** Do this **
Find each line with the string "oddziaływania" and report it.

**** Dataset ****

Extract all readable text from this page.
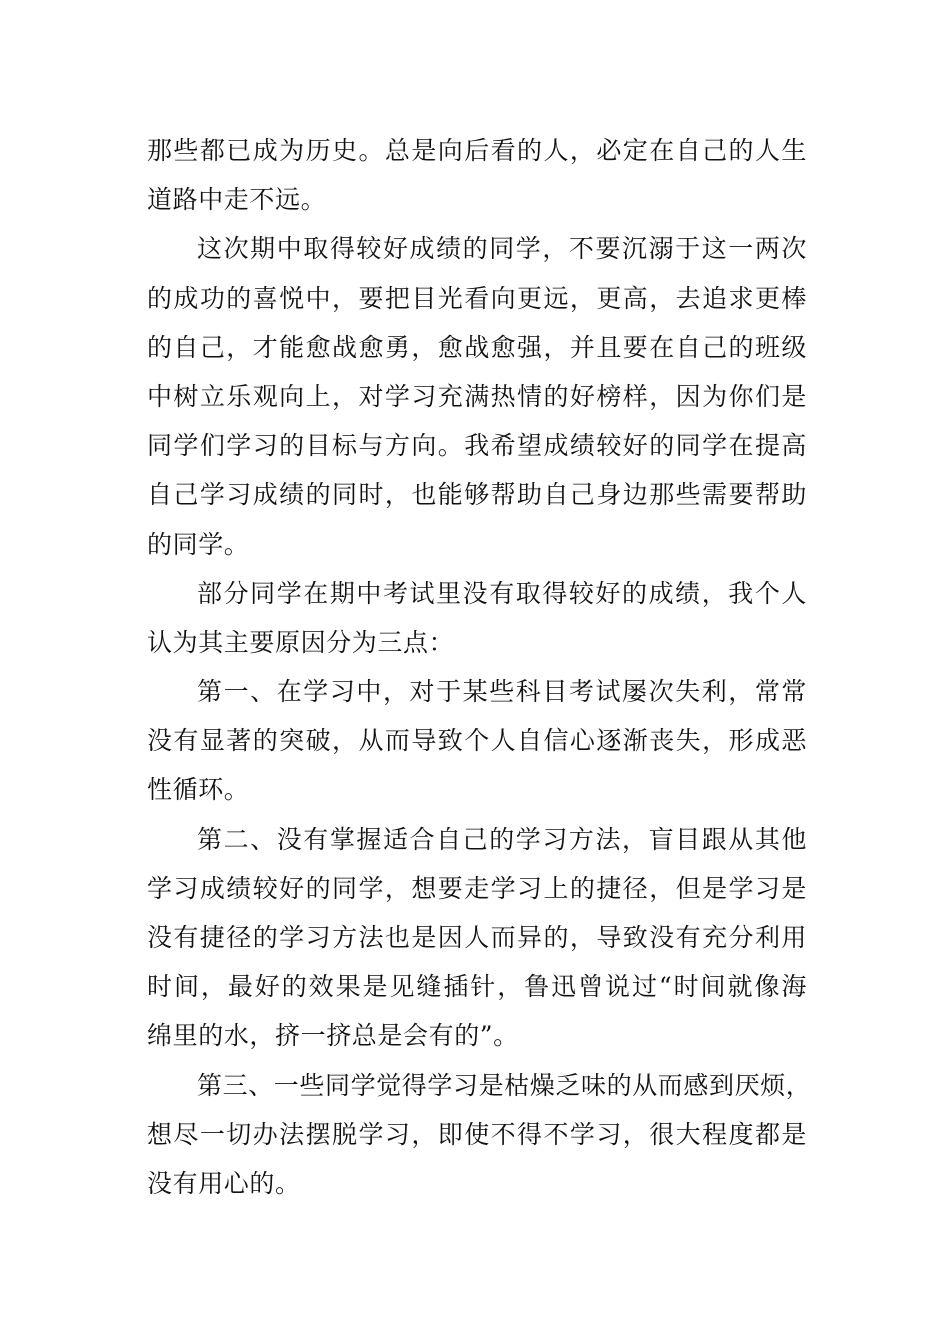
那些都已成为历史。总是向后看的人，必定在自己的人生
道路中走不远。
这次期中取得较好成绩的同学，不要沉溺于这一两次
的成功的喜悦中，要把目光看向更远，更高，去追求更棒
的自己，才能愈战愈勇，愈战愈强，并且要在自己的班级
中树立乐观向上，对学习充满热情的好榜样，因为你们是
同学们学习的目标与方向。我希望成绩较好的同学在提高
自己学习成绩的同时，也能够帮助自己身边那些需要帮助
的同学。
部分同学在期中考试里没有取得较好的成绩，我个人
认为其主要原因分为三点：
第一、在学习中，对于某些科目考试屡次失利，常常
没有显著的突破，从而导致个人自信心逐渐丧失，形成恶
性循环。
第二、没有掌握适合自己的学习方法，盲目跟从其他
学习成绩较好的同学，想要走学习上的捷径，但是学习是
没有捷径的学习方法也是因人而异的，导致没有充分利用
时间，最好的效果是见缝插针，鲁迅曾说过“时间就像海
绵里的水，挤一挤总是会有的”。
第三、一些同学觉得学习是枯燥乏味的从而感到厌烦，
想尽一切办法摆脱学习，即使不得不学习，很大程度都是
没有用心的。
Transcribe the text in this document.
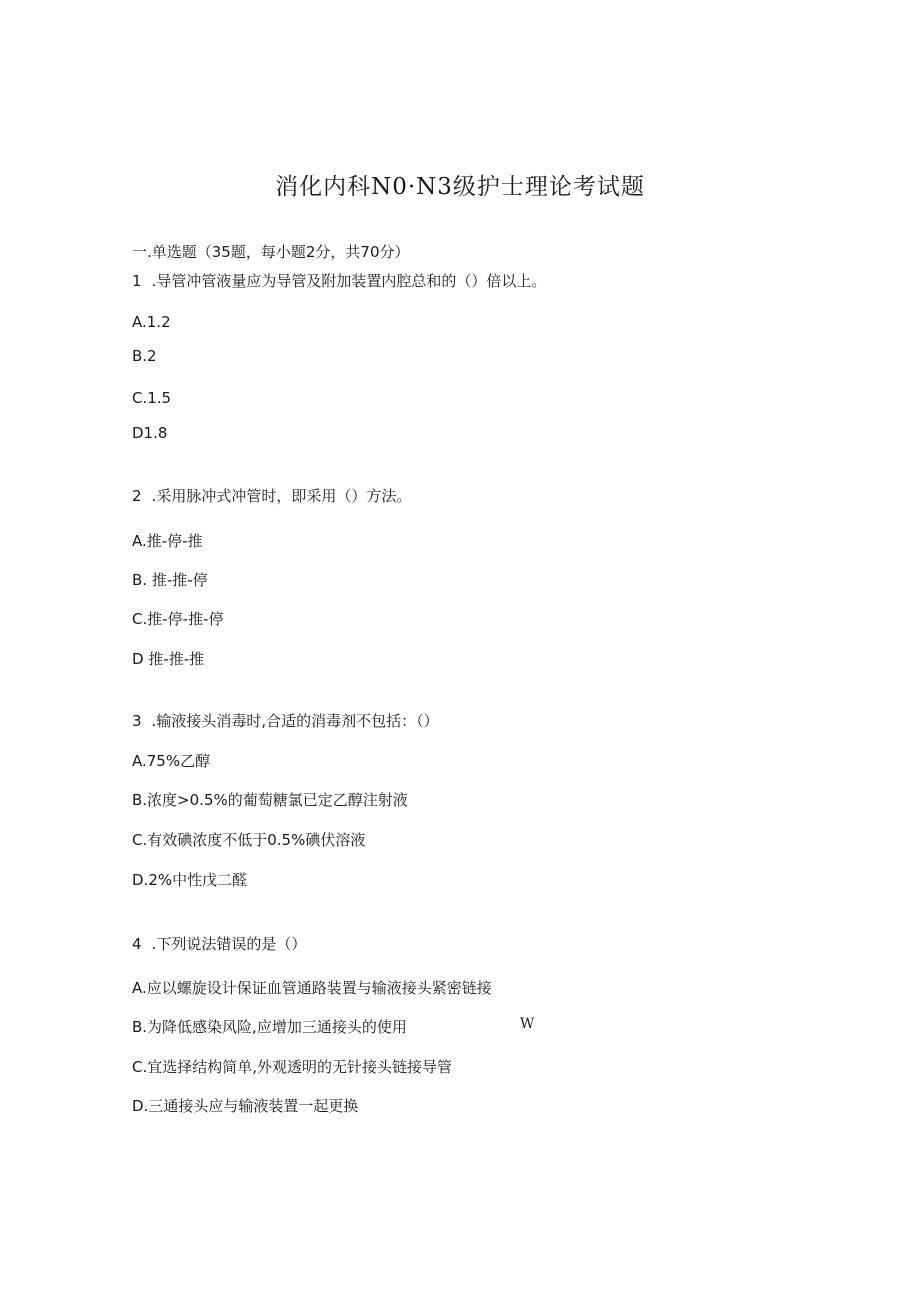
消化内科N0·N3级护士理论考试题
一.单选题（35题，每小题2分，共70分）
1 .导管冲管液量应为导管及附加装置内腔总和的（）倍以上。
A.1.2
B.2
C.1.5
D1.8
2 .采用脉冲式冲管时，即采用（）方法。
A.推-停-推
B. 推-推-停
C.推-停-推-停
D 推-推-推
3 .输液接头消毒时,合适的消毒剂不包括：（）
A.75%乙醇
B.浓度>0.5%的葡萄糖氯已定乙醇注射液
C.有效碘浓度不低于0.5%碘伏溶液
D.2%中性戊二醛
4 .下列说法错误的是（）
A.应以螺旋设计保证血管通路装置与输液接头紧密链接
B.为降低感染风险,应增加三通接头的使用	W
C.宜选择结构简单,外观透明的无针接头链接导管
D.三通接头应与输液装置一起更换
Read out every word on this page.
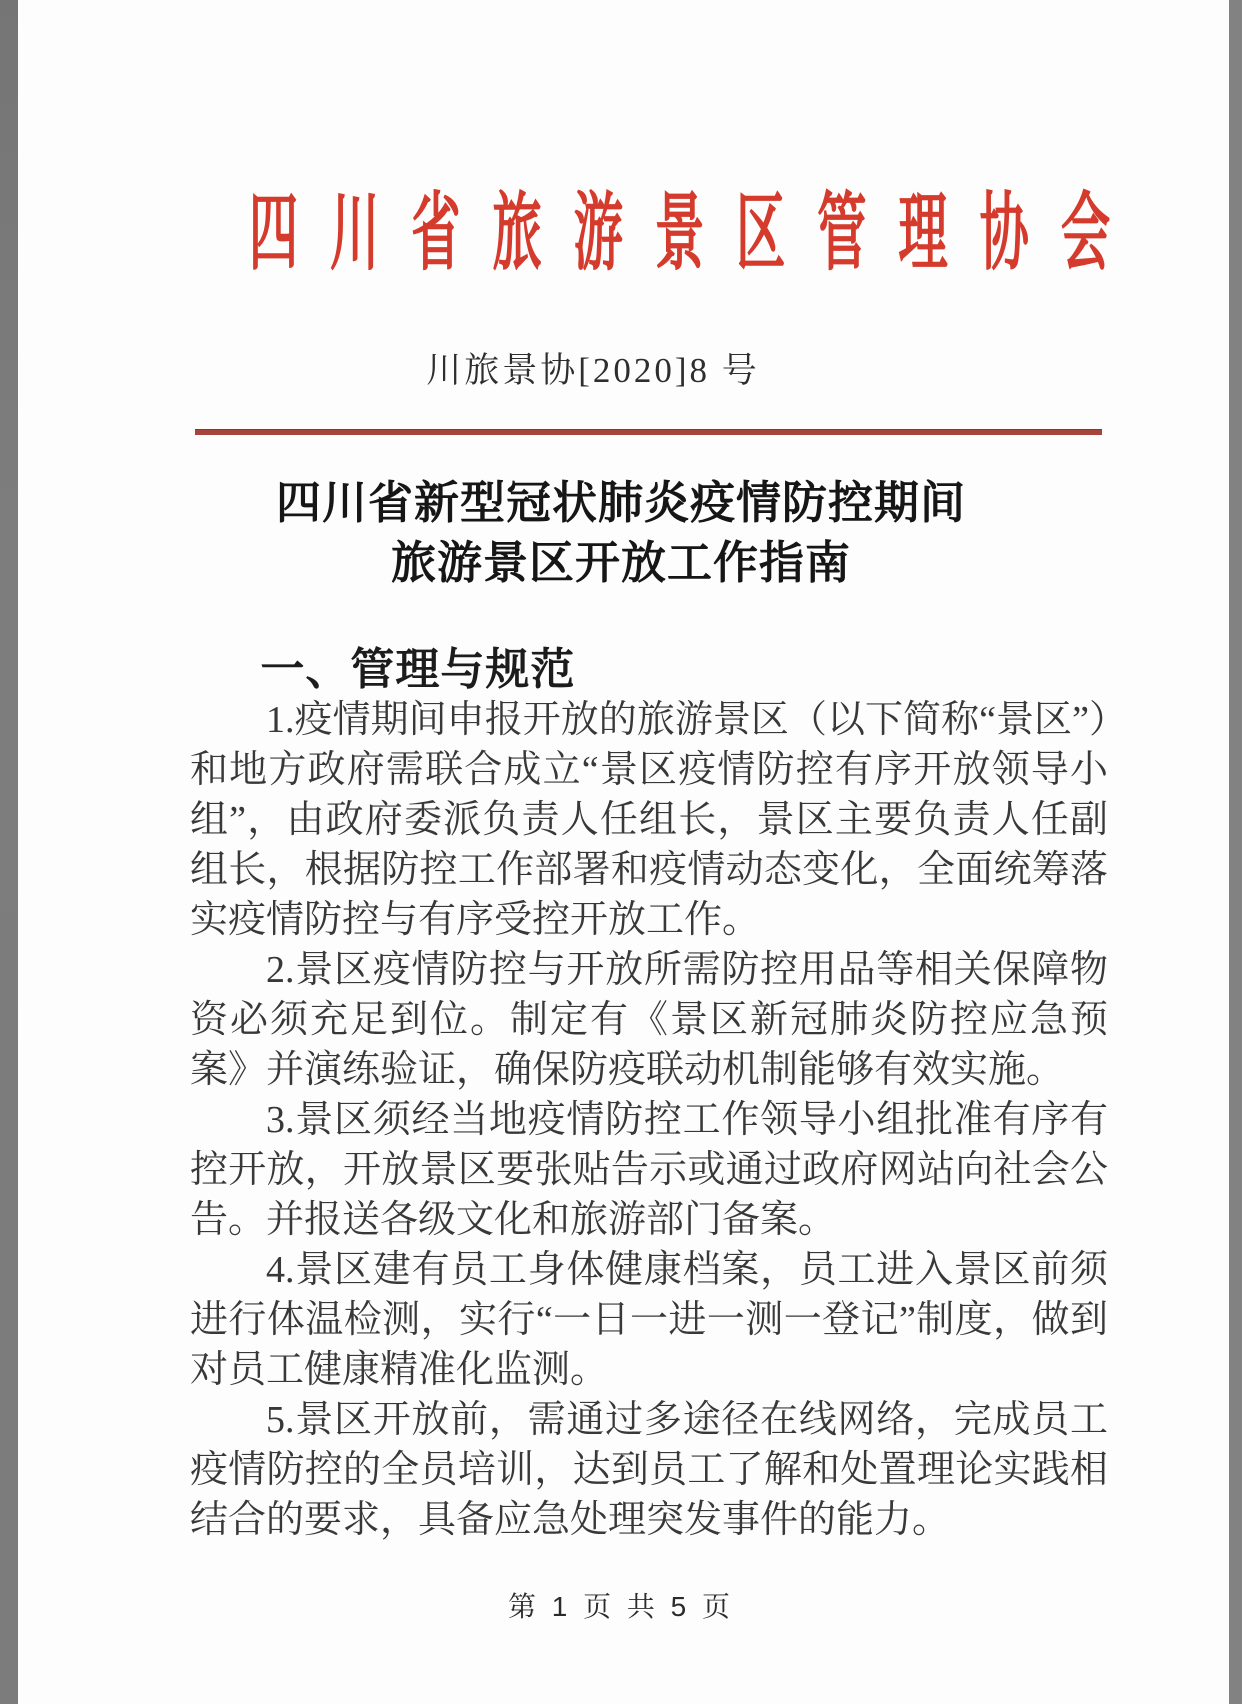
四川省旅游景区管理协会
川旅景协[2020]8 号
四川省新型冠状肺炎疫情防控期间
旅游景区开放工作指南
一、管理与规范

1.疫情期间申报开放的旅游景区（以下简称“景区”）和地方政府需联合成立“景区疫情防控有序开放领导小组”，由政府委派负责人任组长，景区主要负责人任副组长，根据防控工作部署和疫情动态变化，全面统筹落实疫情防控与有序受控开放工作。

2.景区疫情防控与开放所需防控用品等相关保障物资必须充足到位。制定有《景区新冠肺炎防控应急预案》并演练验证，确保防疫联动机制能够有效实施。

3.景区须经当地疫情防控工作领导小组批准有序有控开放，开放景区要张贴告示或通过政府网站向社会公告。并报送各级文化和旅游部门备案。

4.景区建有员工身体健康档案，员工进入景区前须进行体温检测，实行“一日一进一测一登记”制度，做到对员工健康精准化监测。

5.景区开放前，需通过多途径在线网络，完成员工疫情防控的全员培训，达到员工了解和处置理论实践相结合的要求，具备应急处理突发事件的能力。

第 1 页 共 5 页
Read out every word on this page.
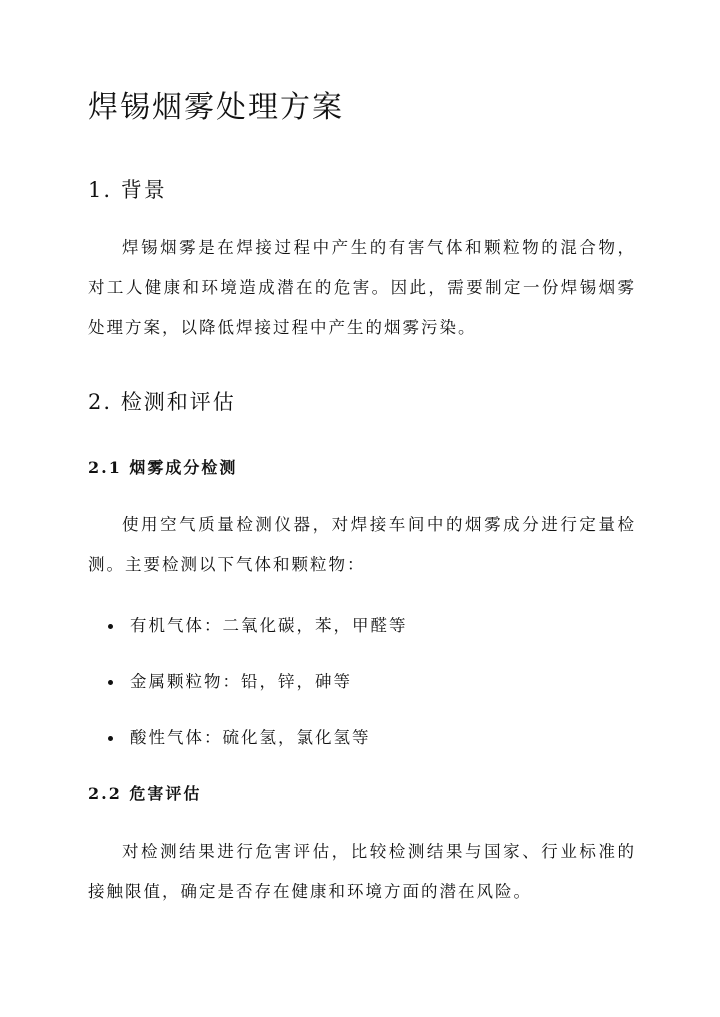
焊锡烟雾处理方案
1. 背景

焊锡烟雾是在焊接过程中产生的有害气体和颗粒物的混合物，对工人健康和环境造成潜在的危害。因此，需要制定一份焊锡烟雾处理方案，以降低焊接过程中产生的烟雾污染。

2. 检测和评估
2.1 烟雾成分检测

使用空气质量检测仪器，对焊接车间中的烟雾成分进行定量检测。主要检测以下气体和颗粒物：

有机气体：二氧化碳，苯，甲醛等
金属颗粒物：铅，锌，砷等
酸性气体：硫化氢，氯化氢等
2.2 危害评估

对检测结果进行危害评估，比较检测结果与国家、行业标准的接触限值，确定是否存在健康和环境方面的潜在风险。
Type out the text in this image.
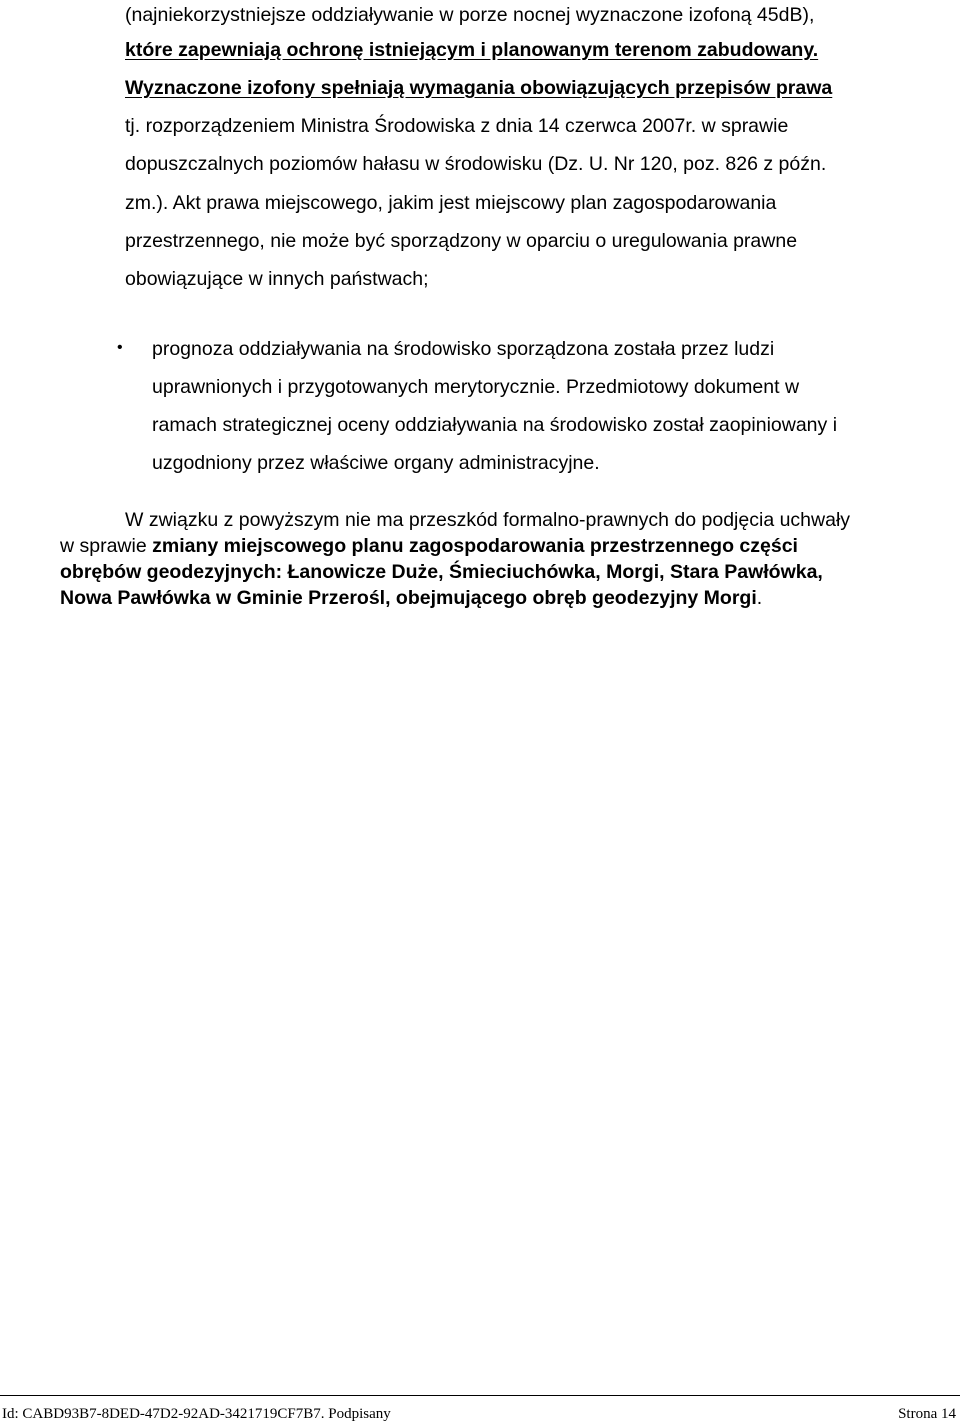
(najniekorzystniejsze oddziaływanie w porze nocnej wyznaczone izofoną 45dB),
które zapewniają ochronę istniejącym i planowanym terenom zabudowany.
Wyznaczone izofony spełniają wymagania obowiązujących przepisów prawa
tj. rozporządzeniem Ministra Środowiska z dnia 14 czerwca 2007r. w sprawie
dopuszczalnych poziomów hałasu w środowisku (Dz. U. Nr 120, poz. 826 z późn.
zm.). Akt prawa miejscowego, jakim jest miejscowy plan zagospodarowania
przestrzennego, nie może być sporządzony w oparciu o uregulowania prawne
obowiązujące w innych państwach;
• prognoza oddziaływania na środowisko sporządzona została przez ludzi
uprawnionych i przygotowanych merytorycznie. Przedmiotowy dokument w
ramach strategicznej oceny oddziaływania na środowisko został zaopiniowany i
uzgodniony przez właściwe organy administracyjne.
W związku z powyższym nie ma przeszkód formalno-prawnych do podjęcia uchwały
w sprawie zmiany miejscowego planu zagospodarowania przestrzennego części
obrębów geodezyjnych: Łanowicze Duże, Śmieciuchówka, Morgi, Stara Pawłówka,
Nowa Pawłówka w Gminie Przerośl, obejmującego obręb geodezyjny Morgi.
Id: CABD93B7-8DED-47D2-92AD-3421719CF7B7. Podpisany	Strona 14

****

** Complete response **
• prognoza oddziaływania na środowisko sporządzona została przez ludzi
ramach strategicznej oceny oddziaływania na środowisko został zaopiniowany i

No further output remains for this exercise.